* [EXERCISE DETAILS] Collect every line in the records below that contains the word "Authenticated".

Stored data
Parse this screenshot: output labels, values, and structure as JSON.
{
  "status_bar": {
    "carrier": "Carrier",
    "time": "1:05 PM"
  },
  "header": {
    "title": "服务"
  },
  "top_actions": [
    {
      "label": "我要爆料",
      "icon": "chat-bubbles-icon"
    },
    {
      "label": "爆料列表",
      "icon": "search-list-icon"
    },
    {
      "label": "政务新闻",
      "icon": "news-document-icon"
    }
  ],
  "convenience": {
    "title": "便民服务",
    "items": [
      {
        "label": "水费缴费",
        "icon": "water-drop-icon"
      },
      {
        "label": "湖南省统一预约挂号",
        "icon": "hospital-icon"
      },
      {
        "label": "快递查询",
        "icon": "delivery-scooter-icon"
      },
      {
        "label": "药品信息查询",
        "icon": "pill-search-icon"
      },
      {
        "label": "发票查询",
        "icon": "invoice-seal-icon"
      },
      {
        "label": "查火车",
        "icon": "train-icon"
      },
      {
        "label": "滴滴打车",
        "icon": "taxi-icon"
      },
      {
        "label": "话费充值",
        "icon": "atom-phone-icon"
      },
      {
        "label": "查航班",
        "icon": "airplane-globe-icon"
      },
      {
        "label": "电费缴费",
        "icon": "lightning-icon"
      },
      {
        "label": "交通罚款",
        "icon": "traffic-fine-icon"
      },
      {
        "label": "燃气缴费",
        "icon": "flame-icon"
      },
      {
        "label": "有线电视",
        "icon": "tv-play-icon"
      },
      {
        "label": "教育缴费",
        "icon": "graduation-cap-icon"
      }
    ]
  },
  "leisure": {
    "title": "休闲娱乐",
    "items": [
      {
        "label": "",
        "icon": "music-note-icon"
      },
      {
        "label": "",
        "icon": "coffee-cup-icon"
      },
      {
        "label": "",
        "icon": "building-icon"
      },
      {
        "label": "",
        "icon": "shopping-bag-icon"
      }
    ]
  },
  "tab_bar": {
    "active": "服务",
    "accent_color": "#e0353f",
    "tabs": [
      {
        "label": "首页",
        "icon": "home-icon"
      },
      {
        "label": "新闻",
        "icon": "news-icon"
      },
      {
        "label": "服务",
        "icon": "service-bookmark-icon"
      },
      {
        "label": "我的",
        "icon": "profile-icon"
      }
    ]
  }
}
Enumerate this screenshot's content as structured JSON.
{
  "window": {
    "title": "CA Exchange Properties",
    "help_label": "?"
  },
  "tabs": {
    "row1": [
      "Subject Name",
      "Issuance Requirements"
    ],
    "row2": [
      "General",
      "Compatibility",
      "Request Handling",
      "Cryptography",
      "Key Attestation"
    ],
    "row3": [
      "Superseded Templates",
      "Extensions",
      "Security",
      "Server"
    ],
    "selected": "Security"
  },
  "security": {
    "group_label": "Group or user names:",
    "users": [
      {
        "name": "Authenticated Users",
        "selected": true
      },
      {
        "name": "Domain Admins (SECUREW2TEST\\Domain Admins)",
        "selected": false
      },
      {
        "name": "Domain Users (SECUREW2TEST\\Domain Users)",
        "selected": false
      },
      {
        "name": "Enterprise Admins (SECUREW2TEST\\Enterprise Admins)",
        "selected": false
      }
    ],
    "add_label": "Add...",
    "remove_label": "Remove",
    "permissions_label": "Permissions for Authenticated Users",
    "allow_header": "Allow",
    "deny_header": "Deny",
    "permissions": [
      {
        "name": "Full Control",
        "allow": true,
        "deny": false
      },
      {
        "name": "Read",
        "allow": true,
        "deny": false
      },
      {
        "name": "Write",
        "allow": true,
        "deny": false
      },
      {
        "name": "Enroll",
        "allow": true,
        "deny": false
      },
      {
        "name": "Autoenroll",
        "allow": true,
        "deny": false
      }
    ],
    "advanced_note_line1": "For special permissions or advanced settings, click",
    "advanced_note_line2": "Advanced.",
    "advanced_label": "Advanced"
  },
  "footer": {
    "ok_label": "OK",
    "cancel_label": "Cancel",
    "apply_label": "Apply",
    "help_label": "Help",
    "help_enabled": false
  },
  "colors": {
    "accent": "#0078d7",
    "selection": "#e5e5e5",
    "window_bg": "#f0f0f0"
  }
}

---

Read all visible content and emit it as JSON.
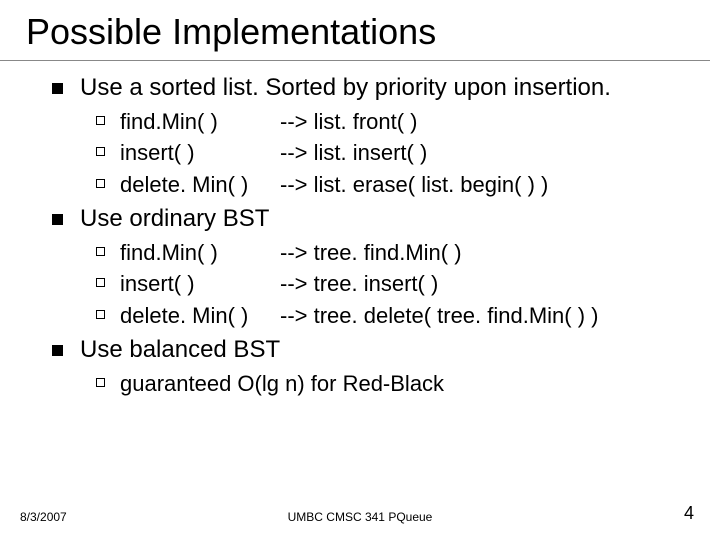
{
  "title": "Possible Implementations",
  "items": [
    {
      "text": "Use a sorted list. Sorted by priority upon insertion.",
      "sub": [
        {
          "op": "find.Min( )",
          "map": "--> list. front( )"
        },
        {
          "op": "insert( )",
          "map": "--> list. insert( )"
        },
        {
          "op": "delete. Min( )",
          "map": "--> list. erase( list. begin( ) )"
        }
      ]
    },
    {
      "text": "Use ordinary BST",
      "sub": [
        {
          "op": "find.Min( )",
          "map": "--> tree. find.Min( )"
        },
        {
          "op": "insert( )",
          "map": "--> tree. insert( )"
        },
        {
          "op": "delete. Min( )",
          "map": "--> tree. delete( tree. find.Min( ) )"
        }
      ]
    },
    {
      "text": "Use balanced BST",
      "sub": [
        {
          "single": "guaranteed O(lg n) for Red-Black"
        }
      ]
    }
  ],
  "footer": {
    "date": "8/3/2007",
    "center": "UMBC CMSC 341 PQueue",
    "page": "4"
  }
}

* [SOLUTION TO THIS TASK]
        "name": "Authenticated Users",
    "permissions_label": "Permissions for Authenticated Users",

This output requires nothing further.